◆ **Supplied information**:
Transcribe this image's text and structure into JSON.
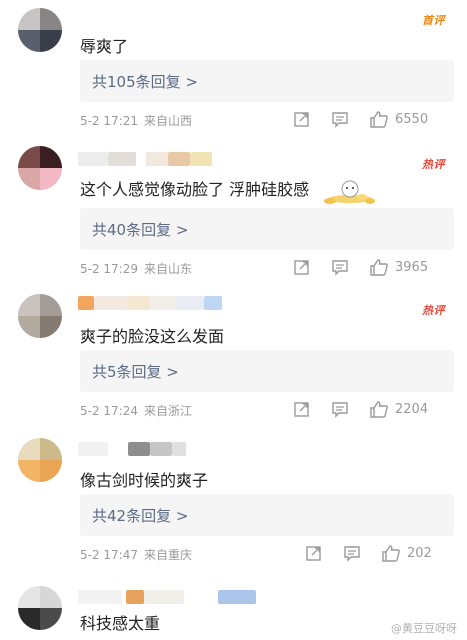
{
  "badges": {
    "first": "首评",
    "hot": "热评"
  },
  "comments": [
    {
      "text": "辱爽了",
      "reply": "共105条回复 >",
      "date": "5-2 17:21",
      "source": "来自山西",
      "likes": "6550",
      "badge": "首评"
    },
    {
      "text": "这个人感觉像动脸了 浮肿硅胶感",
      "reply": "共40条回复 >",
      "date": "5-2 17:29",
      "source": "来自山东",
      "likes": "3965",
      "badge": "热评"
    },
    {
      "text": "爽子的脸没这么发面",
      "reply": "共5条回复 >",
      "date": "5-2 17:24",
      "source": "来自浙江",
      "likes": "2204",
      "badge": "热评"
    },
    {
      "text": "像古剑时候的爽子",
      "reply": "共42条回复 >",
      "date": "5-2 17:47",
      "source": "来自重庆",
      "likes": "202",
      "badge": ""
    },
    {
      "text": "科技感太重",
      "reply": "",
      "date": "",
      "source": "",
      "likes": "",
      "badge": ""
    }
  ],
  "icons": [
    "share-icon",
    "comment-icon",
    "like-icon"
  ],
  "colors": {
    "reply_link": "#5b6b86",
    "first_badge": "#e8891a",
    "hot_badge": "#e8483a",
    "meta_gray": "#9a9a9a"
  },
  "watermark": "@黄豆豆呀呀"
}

--

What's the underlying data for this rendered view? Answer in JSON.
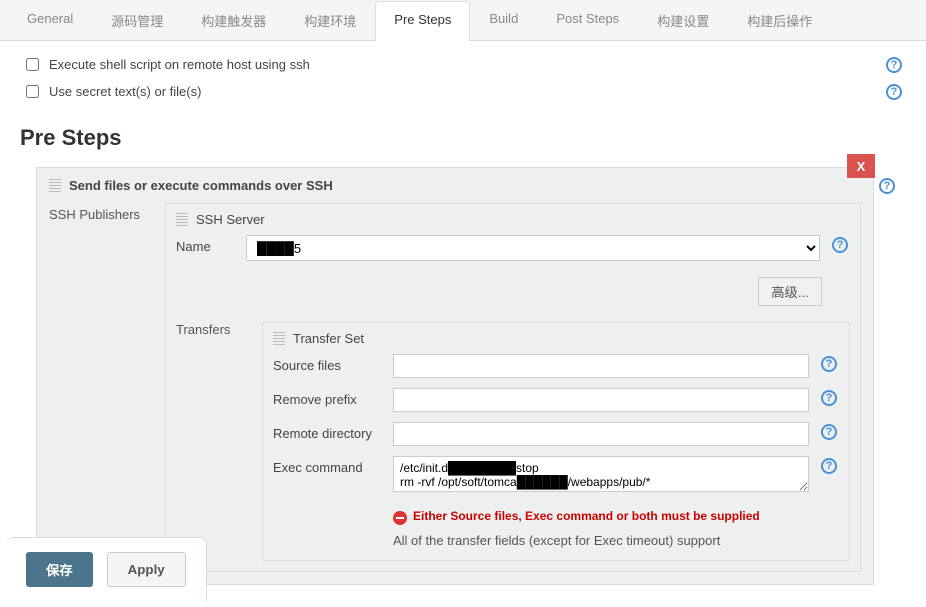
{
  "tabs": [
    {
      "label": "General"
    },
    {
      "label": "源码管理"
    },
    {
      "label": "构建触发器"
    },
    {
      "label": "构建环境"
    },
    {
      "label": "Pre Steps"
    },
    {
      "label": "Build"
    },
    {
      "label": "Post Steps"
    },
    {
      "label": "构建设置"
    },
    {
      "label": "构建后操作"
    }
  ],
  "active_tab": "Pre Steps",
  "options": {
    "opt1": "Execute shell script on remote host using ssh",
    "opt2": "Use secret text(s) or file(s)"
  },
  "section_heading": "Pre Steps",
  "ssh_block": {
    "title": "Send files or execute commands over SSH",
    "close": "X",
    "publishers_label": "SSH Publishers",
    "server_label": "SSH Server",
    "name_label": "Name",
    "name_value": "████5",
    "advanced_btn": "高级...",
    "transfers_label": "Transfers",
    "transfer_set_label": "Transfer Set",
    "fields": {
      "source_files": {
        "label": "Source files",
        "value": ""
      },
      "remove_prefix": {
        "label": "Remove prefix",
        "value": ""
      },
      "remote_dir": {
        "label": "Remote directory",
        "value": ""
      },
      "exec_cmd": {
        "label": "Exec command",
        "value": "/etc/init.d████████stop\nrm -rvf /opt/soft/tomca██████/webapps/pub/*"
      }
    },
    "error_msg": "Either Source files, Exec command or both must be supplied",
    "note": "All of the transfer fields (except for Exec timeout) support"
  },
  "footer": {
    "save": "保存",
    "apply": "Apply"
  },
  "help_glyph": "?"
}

◆ **To do**: Find each line holding the string "this" and copy it out.

◆ **Exercise result**:
Transcribe this image's text and structure into JSON.
What's the underlying data for this rendered view? Answer in JSON.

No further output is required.